* Start Material supplied *

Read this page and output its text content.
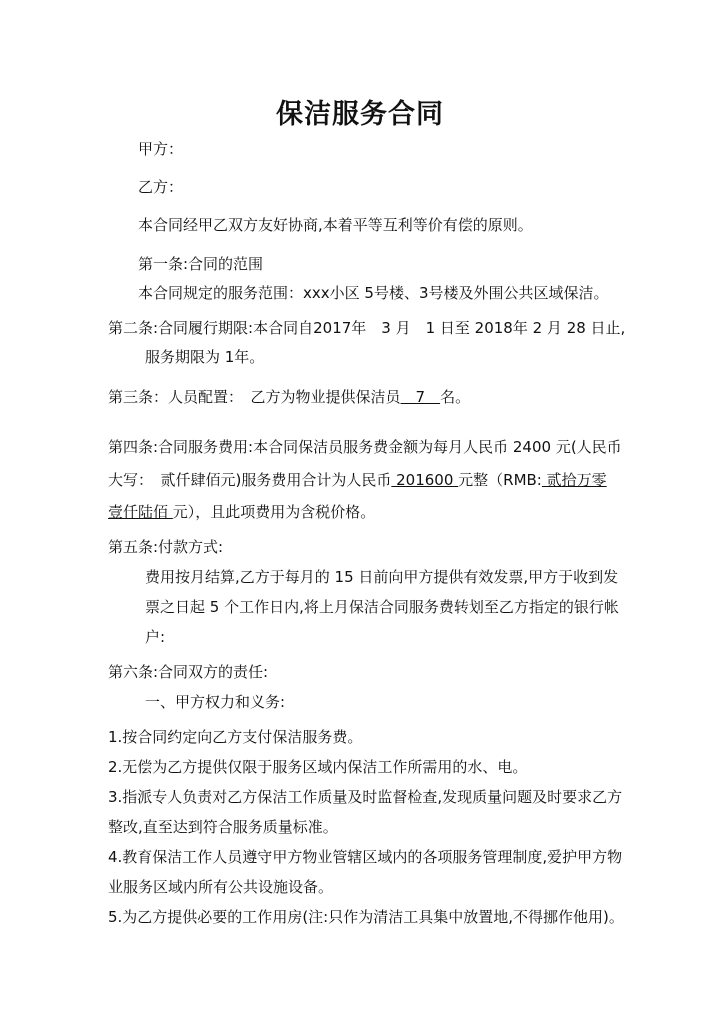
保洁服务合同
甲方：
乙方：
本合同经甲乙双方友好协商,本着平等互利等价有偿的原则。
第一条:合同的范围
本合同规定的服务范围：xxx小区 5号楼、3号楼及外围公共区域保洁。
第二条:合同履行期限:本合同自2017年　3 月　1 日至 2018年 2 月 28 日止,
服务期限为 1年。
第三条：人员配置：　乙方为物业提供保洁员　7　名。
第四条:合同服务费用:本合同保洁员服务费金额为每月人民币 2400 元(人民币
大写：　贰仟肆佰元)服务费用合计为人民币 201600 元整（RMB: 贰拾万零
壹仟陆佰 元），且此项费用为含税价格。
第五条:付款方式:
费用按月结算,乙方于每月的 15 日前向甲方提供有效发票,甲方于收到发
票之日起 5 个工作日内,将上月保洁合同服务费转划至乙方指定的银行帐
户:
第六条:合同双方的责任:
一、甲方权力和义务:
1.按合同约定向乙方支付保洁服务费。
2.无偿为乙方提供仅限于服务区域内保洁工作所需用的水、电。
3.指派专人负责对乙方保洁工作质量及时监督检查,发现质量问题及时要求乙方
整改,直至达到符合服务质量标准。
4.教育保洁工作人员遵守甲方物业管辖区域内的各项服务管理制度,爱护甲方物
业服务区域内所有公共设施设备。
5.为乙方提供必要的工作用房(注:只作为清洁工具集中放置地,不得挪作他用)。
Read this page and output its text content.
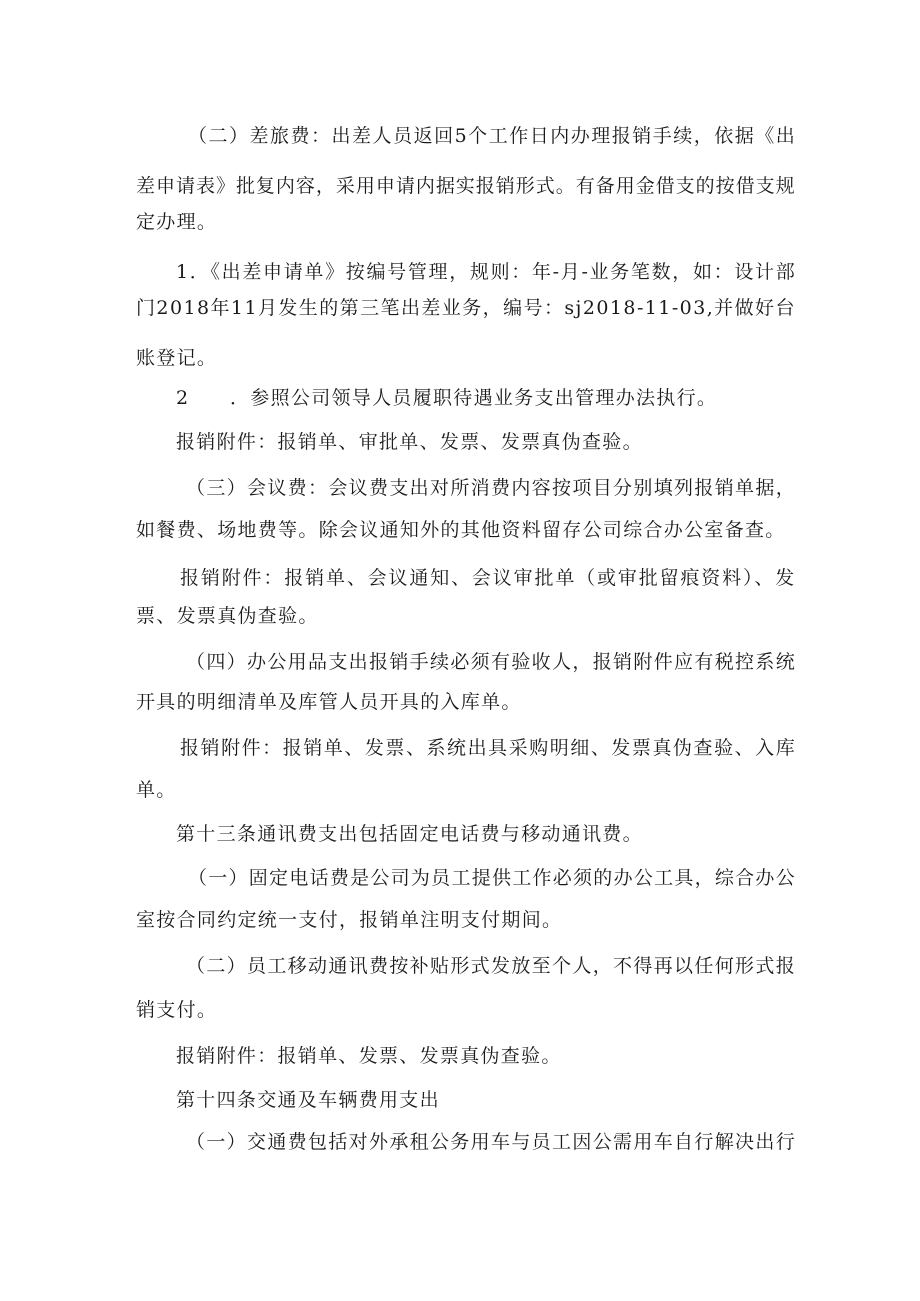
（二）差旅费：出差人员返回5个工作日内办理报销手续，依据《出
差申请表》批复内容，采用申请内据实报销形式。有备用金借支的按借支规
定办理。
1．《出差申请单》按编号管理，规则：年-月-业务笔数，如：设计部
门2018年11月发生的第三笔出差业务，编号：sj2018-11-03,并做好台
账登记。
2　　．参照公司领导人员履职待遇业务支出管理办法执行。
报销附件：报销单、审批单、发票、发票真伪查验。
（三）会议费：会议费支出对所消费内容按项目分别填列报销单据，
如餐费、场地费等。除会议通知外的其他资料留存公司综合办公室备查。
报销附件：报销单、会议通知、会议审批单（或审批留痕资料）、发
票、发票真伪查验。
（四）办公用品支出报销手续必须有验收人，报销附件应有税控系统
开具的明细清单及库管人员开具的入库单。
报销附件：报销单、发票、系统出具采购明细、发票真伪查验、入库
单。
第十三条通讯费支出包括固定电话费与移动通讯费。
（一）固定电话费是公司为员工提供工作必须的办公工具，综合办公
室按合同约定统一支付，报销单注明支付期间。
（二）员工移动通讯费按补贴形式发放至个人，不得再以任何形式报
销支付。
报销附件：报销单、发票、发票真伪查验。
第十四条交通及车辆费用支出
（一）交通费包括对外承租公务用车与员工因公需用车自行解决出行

* End Material supplied *

Extract the text of all the records above verbatim, excluding pictures.

Read this page and output its text content.
保洁服务合同
甲方：
乙方：
本合同经甲乙双方友好协商,本着平等互利等价有偿的原则。
第一条:合同的范围
本合同规定的服务范围：xxx小区 5号楼、3号楼及外围公共区域保洁。
第二条:合同履行期限:本合同自2017年　3 月　1 日至 2018年 2 月 28 日止,
服务期限为 1年。
第三条：人员配置：　乙方为物业提供保洁员　7　名。
第四条:合同服务费用:本合同保洁员服务费金额为每月人民币 2400 元(人民币
大写：　贰仟肆佰元)服务费用合计为人民币 201600 元整（RMB: 贰拾万零
壹仟陆佰 元），且此项费用为含税价格。
第五条:付款方式:
费用按月结算,乙方于每月的 15 日前向甲方提供有效发票,甲方于收到发
票之日起 5 个工作日内,将上月保洁合同服务费转划至乙方指定的银行帐
户:
第六条:合同双方的责任:
一、甲方权力和义务:
1.按合同约定向乙方支付保洁服务费。
2.无偿为乙方提供仅限于服务区域内保洁工作所需用的水、电。
3.指派专人负责对乙方保洁工作质量及时监督检查,发现质量问题及时要求乙方
整改,直至达到符合服务质量标准。
4.教育保洁工作人员遵守甲方物业管辖区域内的各项服务管理制度,爱护甲方物
业服务区域内所有公共设施设备。
5.为乙方提供必要的工作用房(注:只作为清洁工具集中放置地,不得挪作他用)。
Read this page and output its text content.
（二）差旅费：出差人员返回5个工作日内办理报销手续，依据《出
差申请表》批复内容，采用申请内据实报销形式。有备用金借支的按借支规
定办理。
1．《出差申请单》按编号管理，规则：年-月-业务笔数，如：设计部
门2018年11月发生的第三笔出差业务，编号：sj2018-11-03,并做好台
账登记。
2　　．参照公司领导人员履职待遇业务支出管理办法执行。
报销附件：报销单、审批单、发票、发票真伪查验。
（三）会议费：会议费支出对所消费内容按项目分别填列报销单据，
如餐费、场地费等。除会议通知外的其他资料留存公司综合办公室备查。
报销附件：报销单、会议通知、会议审批单（或审批留痕资料）、发
票、发票真伪查验。
（四）办公用品支出报销手续必须有验收人，报销附件应有税控系统
开具的明细清单及库管人员开具的入库单。
报销附件：报销单、发票、系统出具采购明细、发票真伪查验、入库
单。
第十三条通讯费支出包括固定电话费与移动通讯费。
（一）固定电话费是公司为员工提供工作必须的办公工具，综合办公
室按合同约定统一支付，报销单注明支付期间。
（二）员工移动通讯费按补贴形式发放至个人，不得再以任何形式报
销支付。
报销附件：报销单、发票、发票真伪查验。
第十四条交通及车辆费用支出
（一）交通费包括对外承租公务用车与员工因公需用车自行解决出行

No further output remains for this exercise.